### REQUEST 1
Print the part of the mailing list excerpt starting with "On 2023-01-11 17:21:21" and going on through "patch is attached.", word for word.
### REQUEST 2
Output every line of the rows verbatim, leaving the pictures out.

-------- SUPPLIED PASSAGE

That could be caused by a transient failure combined with bad error
handling - if there's an error while building the image, it shouldn't be
uploaded.

-- 
Justin



Re: Use windows VMs instead of windows containers on the CI

From
Andres Freund
Date:
Hi,

On 2023-01-11 17:21:21 -0600, Justin Pryzby wrote:
> On Tue, Jan 10, 2023 at 03:20:18PM +0300, Nazir Bilal Yavuz wrote:
> > Hi,
> > 
> > I propose using windows VMs instead of containers, the patch is attached.
> > Currently, windows containers are used on the CI, but these container images
> > are needs to get pulled on every CI run, also they are slow to run.

----------------
-------- STORED DATA

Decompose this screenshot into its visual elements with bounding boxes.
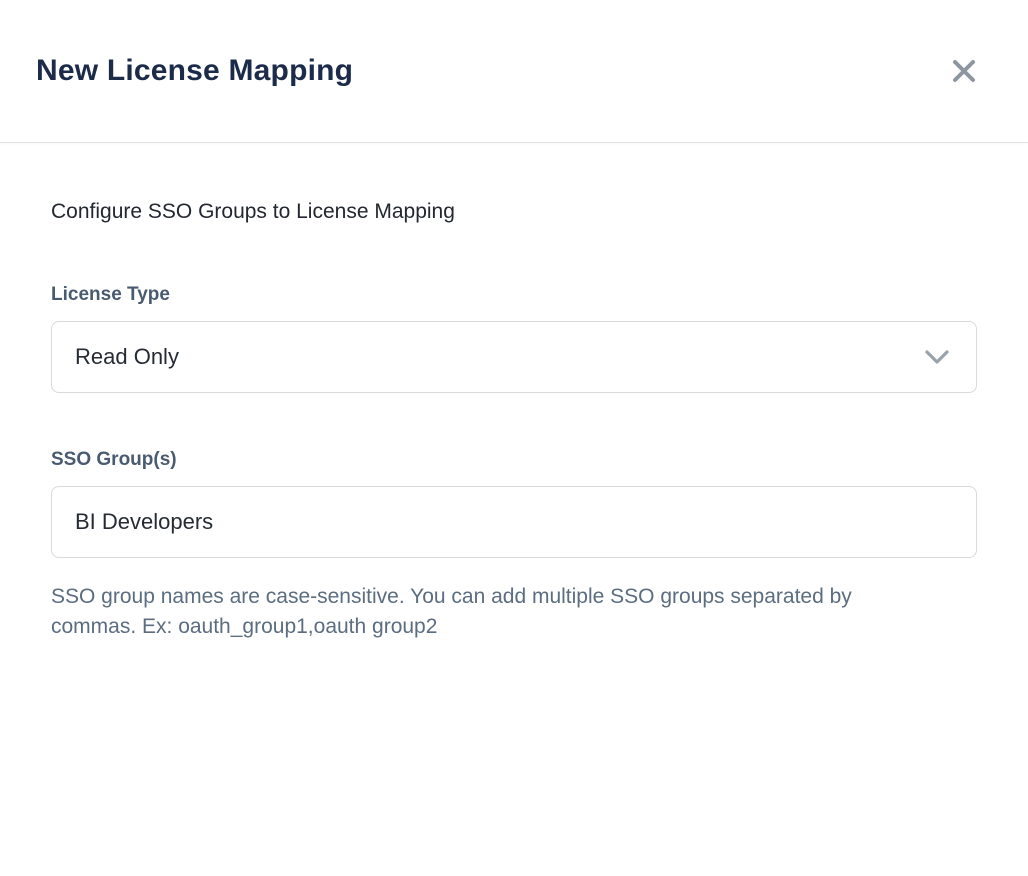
license-type-value: Read Only bbox=[75, 344, 179, 370]
sso-groups-label: SSO Group(s) bbox=[51, 449, 977, 471]
modal-title: New License Mapping bbox=[36, 54, 353, 88]
config-heading: Configure SSO Groups to License Mapping bbox=[51, 200, 977, 224]
sso-groups-help: SSO group names are case-sensitive. You … bbox=[51, 582, 931, 642]
license-type-label: License Type bbox=[51, 284, 977, 306]
sso-groups-input[interactable] bbox=[51, 486, 977, 558]
sso-groups-field-group: SSO Group(s) SSO group names are case-se… bbox=[51, 449, 977, 642]
close-icon bbox=[950, 57, 978, 85]
modal-header: New License Mapping bbox=[0, 0, 1028, 143]
chevron-down-icon bbox=[924, 349, 950, 365]
modal-body: Configure SSO Groups to License Mapping … bbox=[0, 143, 1028, 876]
close-button[interactable] bbox=[944, 51, 984, 91]
license-type-field-group: License Type Read Only bbox=[51, 284, 977, 393]
license-type-select[interactable]: Read Only bbox=[51, 321, 977, 393]
new-license-mapping-modal: New License Mapping Configure SSO Groups… bbox=[0, 0, 1028, 876]
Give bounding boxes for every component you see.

----------------

### PROBLEM SOLUTION 1
On 2023-01-11 17:21:21 -0600, Justin Pryzby wrote:
> On Tue, Jan 10, 2023 at 03:20:18PM +0300, Nazir Bilal Yavuz wrote:
> > Hi,
> > 
> > I propose using windows VMs instead of containers, the patch is attached.

### PROBLEM SOLUTION 2
Decompose this screenshot into its visual elements with bounding boxes.
license-type-value: Read Only bbox=[75, 344, 179, 370]
sso-groups-label: SSO Group(s) bbox=[51, 449, 977, 471]
modal-title: New License Mapping bbox=[36, 54, 353, 88]
config-heading: Configure SSO Groups to License Mapping bbox=[51, 200, 977, 224]
sso-groups-help: SSO group names are case-sensitive. You … bbox=[51, 582, 931, 642]
license-type-label: License Type bbox=[51, 284, 977, 306]
sso-groups-input[interactable] bbox=[51, 486, 977, 558]
sso-groups-field-group: SSO Group(s) SSO group names are case-se… bbox=[51, 449, 977, 642]
close-icon bbox=[950, 57, 978, 85]
modal-header: New License Mapping bbox=[0, 0, 1028, 143]
chevron-down-icon bbox=[924, 349, 950, 365]
modal-body: Configure SSO Groups to License Mapping … bbox=[0, 143, 1028, 876]
close-button[interactable] bbox=[944, 51, 984, 91]
license-type-field-group: License Type Read Only bbox=[51, 284, 977, 393]
license-type-select[interactable]: Read Only bbox=[51, 321, 977, 393]
new-license-mapping-modal: New License Mapping Configure SSO Groups… bbox=[0, 0, 1028, 876]
Give bounding boxes for every component you see.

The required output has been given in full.